-- begin DATASET RECORDS --
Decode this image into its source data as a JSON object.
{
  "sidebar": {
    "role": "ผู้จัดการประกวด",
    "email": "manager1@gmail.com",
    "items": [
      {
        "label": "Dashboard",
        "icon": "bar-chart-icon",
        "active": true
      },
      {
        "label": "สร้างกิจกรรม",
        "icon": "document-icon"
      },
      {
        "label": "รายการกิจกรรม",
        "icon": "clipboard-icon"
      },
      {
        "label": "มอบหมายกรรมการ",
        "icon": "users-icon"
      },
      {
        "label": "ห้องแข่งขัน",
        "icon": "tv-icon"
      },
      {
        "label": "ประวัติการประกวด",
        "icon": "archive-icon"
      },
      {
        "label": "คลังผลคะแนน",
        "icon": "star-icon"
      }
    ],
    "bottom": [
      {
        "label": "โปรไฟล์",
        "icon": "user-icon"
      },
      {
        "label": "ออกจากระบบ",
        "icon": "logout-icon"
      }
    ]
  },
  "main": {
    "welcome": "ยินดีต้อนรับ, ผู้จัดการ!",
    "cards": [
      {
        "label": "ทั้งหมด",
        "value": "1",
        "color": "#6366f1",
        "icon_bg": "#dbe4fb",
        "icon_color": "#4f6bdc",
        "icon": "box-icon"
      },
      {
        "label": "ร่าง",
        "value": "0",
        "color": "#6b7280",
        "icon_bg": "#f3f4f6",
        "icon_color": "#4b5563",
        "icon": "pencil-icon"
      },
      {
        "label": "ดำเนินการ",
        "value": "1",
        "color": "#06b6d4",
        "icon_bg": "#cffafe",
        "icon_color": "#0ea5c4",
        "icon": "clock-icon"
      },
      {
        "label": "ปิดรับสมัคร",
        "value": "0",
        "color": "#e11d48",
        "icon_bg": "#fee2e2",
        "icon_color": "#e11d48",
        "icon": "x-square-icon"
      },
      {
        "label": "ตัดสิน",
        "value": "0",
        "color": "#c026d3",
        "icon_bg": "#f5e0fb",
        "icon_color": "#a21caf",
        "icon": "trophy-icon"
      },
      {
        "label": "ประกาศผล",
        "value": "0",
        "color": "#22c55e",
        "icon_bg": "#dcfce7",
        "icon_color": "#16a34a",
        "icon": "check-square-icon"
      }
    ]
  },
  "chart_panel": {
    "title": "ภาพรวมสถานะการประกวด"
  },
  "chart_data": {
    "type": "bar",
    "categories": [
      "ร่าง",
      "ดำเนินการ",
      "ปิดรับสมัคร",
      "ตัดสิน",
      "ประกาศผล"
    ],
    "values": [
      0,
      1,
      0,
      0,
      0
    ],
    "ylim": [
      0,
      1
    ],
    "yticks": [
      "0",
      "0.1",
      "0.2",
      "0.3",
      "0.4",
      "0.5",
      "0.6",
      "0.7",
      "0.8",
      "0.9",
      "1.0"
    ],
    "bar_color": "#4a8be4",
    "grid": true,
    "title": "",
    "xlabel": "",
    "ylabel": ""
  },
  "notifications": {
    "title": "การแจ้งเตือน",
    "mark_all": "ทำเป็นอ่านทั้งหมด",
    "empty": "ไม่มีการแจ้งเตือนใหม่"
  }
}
-- end DATASET RECORDS --
Give the count of lines in the data shown above that contain "จกรรม", and nothing else.

2